**DATA PROVIDED:**
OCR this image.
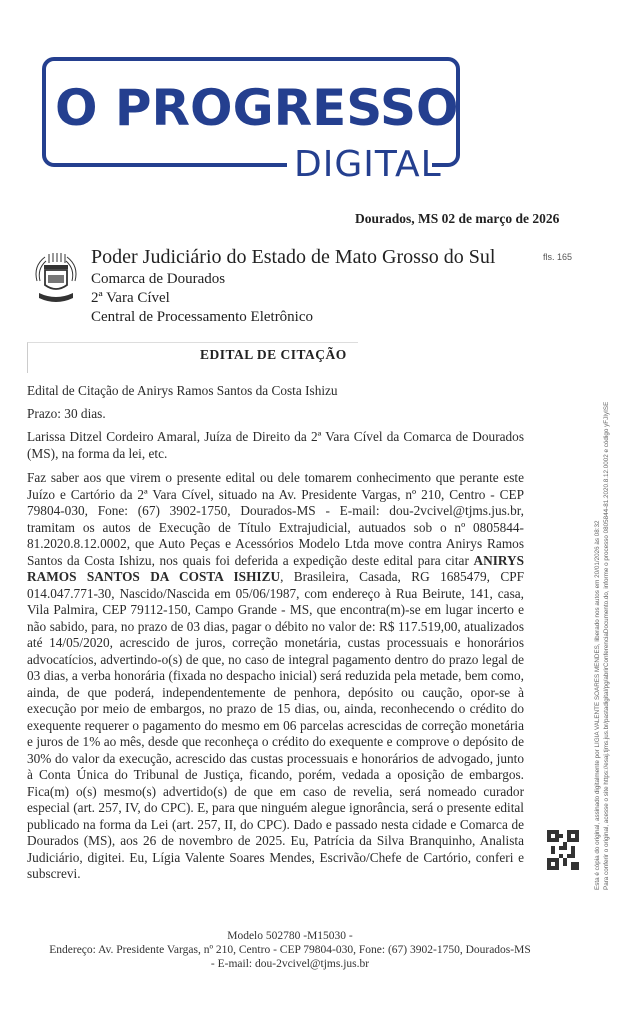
O PROGRESSO
DIGITAL
Dourados, MS 02 de março de 2026
Poder Judiciário do Estado de Mato Grosso do Sul
Comarca de Dourados
2ª Vara Cível
Central de Processamento Eletrônico
fls. 165
EDITAL DE CITAÇÃO
Edital de Citação de Anirys Ramos Santos da Costa Ishizu
Prazo: 30 dias.
Larissa Ditzel Cordeiro Amaral, Juíza de Direito da 2ª Vara Cível da Comarca de Dourados (MS), na forma da lei, etc.
Faz saber aos que virem o presente edital ou dele tomarem conhecimento que perante este Juízo e Cartório da 2ª Vara Cível, situado na Av. Presidente Vargas, nº 210, Centro - CEP 79804-030, Fone: (67) 3902-1750, Dourados-MS - E-mail: dou-2vcivel@tjms.jus.br, tramitam os autos de Execução de Título Extrajudicial, autuados sob o nº 0805844-81.2020.8.12.0002, que Auto Peças e Acessórios Modelo Ltda move contra Anirys Ramos Santos da Costa Ishizu, nos quais foi deferida a expedição deste edital para citar ANIRYS RAMOS SANTOS DA COSTA ISHIZU, Brasileira, Casada, RG 1685479, CPF 014.047.771-30, Nascido/Nascida em 05/06/1987, com endereço à Rua Beirute, 141, casa, Vila Palmira, CEP 79112-150, Campo Grande - MS, que encontra(m)-se em lugar incerto e não sabido, para, no prazo de 03 dias, pagar o débito no valor de: R$ 117.519,00, atualizados até 14/05/2020, acrescido de juros, correção monetária, custas processuais e honorários advocatícios, advertindo-o(s) de que, no caso de integral pagamento dentro do prazo legal de 03 dias, a verba honorária (fixada no despacho inicial) será reduzida pela metade, bem como, ainda, de que poderá, independentemente de penhora, depósito ou caução, opor-se à execução por meio de embargos, no prazo de 15 dias, ou, ainda, reconhecendo o crédito do exequente requerer o pagamento do mesmo em 06 parcelas acrescidas de correção monetária e juros de 1% ao mês, desde que reconheça o crédito do exequente e comprove o depósito de 30% do valor da execução, acrescido das custas processuais e honorários de advogado, junto à Conta Única do Tribunal de Justiça, ficando, porém, vedada a oposição de embargos. Fica(m) o(s) mesmo(s) advertido(s) de que em caso de revelia, será nomeado curador especial (art. 257, IV, do CPC). E, para que ninguém alegue ignorância, será o presente edital publicado na forma da Lei (art. 257, II, do CPC). Dado e passado nesta cidade e Comarca de Dourados (MS), aos 26 de novembro de 2025. Eu, Patrícia da Silva Branquinho, Analista Judiciário, digitei. Eu, Lígia Valente Soares Mendes, Escrivão/Chefe de Cartório, conferi e subscrevi.
Modelo 502780 -M15030 -
Endereço: Av. Presidente Vargas, nº 210, Centro - CEP 79804-030, Fone: (67) 3902-1750, Dourados-MS
- E-mail: dou-2vcivel@tjms.jus.br
Esta é cópia do original, assinado digitalmente por LIGIA VALENTE SOARES MENDES, liberado nos autos em 20/01/2026 às 08:32 Para conferir o original, acesse o site https://esaj.tjms.jus.br/pastadigital/pg/abrirConferenciaDocumento.do, informe o processo 0805844-81.2020.8.12.0002 e código yFJIyISE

**YOUR TASK:**
Copy everything in the records above except the pictures, exactly as written.

**RESULT OF THE EXERCISE:**
OCR this image.
O PROGRESSO
DIGITAL
Dourados, MS 02 de março de 2026
Poder Judiciário do Estado de Mato Grosso do Sul
Comarca de Dourados
2ª Vara Cível
Central de Processamento Eletrônico
fls. 165
EDITAL DE CITAÇÃO
Edital de Citação de Anirys Ramos Santos da Costa Ishizu
Prazo: 30 dias.
Larissa Ditzel Cordeiro Amaral, Juíza de Direito da 2ª Vara Cível da Comarca de Dourados (MS), na forma da lei, etc.
Faz saber aos que virem o presente edital ou dele tomarem conhecimento que perante este Juízo e Cartório da 2ª Vara Cível, situado na Av. Presidente Vargas, nº 210, Centro - CEP 79804-030, Fone: (67) 3902-1750, Dourados-MS - E-mail: dou-2vcivel@tjms.jus.br, tramitam os autos de Execução de Título Extrajudicial, autuados sob o nº 0805844-81.2020.8.12.0002, que Auto Peças e Acessórios Modelo Ltda move contra Anirys Ramos Santos da Costa Ishizu, nos quais foi deferida a expedição deste edital para citar ANIRYS RAMOS SANTOS DA COSTA ISHIZU, Brasileira, Casada, RG 1685479, CPF 014.047.771-30, Nascido/Nascida em 05/06/1987, com endereço à Rua Beirute, 141, casa, Vila Palmira, CEP 79112-150, Campo Grande - MS, que encontra(m)-se em lugar incerto e não sabido, para, no prazo de 03 dias, pagar o débito no valor de: R$ 117.519,00, atualizados até 14/05/2020, acrescido de juros, correção monetária, custas processuais e honorários advocatícios, advertindo-o(s) de que, no caso de integral pagamento dentro do prazo legal de 03 dias, a verba honorária (fixada no despacho inicial) será reduzida pela metade, bem como, ainda, de que poderá, independentemente de penhora, depósito ou caução, opor-se à execução por meio de embargos, no prazo de 15 dias, ou, ainda, reconhecendo o crédito do exequente requerer o pagamento do mesmo em 06 parcelas acrescidas de correção monetária e juros de 1% ao mês, desde que reconheça o crédito do exequente e comprove o depósito de 30% do valor da execução, acrescido das custas processuais e honorários de advogado, junto à Conta Única do Tribunal de Justiça, ficando, porém, vedada a oposição de embargos. Fica(m) o(s) mesmo(s) advertido(s) de que em caso de revelia, será nomeado curador especial (art. 257, IV, do CPC). E, para que ninguém alegue ignorância, será o presente edital publicado na forma da Lei (art. 257, II, do CPC). Dado e passado nesta cidade e Comarca de Dourados (MS), aos 26 de novembro de 2025. Eu, Patrícia da Silva Branquinho, Analista Judiciário, digitei. Eu, Lígia Valente Soares Mendes, Escrivão/Chefe de Cartório, conferi e subscrevi.
Modelo 502780 -M15030 -
Endereço: Av. Presidente Vargas, nº 210, Centro - CEP 79804-030, Fone: (67) 3902-1750, Dourados-MS
- E-mail: dou-2vcivel@tjms.jus.br
Esta é cópia do original, assinado digitalmente por LIGIA VALENTE SOARES MENDES, liberado nos autos em 20/01/2026 às 08:32 Para conferir o original, acesse o site https://esaj.tjms.jus.br/pastadigital/pg/abrirConferenciaDocumento.do, informe o processo 0805844-81.2020.8.12.0002 e código yFJIyISE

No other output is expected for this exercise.